Task prompt: The answer is one number: how many lines hold the string "Reconstituted".

Supplied data:
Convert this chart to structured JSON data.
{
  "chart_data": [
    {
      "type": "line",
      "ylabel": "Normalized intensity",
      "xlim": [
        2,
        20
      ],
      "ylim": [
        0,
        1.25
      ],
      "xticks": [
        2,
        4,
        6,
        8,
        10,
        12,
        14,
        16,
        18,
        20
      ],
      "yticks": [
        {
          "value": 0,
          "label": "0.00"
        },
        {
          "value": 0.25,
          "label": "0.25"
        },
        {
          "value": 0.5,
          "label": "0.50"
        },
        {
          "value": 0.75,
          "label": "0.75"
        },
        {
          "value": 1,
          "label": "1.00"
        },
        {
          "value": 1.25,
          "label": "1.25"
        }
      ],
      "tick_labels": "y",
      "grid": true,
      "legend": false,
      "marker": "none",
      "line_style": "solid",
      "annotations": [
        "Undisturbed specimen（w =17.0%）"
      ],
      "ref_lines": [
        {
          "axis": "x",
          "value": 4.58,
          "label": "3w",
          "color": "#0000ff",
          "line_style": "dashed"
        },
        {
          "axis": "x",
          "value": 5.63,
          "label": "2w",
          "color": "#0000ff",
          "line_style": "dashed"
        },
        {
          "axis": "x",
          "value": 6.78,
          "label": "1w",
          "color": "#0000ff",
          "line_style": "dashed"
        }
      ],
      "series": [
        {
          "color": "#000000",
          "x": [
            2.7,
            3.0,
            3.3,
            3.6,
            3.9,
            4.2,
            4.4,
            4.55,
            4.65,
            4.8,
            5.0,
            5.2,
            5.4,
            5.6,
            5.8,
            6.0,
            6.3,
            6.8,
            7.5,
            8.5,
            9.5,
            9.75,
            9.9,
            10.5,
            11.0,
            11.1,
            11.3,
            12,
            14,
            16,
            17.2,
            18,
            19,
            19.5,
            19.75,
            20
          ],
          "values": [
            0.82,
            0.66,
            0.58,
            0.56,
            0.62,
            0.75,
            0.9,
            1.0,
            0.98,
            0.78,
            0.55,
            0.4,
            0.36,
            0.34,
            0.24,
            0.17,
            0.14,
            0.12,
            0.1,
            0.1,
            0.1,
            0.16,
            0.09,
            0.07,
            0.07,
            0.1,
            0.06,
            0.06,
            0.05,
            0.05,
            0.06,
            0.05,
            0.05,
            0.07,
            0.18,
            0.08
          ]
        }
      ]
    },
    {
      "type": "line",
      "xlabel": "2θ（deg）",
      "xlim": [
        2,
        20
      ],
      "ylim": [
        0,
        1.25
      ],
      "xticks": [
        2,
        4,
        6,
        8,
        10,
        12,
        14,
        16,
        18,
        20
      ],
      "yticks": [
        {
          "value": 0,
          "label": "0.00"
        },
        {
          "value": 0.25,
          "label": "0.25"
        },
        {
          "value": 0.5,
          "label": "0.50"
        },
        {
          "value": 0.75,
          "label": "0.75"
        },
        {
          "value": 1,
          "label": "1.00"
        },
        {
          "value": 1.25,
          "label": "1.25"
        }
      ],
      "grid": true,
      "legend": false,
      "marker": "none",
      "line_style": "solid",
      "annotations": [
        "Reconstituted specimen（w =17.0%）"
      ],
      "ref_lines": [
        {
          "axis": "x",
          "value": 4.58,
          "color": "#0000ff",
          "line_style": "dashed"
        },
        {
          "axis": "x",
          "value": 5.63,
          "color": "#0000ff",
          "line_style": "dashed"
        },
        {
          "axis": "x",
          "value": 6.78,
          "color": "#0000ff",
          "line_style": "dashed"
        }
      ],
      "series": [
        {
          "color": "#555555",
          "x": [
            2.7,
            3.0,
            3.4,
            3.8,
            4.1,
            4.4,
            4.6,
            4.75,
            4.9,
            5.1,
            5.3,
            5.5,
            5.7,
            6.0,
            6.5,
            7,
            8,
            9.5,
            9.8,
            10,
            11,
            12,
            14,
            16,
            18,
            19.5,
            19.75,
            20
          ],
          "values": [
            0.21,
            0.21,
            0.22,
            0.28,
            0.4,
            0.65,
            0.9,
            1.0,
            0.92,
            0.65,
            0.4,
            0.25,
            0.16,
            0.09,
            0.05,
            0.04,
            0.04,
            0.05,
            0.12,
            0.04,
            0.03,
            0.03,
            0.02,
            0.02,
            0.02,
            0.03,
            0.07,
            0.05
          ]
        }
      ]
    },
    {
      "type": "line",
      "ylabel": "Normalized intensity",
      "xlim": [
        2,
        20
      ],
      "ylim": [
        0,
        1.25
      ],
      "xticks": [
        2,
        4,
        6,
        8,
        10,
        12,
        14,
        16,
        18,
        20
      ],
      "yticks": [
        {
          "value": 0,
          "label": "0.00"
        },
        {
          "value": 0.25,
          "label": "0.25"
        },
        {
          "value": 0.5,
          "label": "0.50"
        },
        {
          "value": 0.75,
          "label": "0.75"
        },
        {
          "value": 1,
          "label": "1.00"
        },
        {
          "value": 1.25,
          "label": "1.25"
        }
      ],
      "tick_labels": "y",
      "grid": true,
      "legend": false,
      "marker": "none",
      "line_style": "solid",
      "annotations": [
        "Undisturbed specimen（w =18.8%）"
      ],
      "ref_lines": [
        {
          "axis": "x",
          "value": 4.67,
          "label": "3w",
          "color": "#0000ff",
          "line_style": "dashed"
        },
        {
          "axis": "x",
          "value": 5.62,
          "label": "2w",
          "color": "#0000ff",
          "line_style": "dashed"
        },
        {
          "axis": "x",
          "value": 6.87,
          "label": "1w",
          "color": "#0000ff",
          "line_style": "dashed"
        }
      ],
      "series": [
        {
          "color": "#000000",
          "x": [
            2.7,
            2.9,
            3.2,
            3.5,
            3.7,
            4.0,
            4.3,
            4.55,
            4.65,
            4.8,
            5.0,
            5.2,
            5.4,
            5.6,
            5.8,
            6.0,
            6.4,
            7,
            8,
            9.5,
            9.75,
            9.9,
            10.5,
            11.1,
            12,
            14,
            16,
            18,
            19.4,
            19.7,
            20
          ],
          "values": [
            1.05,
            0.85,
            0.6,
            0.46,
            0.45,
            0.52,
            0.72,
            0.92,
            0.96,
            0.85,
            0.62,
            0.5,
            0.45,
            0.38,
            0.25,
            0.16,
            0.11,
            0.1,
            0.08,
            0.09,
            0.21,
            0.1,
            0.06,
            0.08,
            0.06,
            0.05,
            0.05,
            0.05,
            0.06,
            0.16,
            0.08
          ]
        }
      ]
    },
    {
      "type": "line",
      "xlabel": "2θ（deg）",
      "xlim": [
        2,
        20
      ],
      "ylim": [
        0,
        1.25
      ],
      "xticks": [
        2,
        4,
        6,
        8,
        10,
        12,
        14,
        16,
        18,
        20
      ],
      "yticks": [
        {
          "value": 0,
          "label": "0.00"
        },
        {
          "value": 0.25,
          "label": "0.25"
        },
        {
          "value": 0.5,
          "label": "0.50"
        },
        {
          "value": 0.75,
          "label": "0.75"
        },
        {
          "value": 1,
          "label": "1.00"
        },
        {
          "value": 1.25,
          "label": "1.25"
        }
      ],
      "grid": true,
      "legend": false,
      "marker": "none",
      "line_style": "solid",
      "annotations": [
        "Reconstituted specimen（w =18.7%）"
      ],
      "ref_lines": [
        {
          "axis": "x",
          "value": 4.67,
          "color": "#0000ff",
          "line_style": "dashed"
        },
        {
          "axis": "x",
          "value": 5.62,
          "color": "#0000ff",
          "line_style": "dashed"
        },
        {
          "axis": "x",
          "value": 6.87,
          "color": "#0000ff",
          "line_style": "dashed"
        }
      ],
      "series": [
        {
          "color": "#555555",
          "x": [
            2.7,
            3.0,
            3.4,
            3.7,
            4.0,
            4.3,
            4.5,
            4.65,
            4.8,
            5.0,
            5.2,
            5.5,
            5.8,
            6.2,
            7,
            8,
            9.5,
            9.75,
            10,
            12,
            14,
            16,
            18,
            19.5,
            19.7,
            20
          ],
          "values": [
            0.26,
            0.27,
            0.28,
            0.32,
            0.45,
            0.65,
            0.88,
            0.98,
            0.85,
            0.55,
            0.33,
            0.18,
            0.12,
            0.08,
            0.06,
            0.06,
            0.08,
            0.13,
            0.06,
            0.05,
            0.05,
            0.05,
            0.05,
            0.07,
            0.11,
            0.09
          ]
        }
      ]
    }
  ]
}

Solved exercise: 2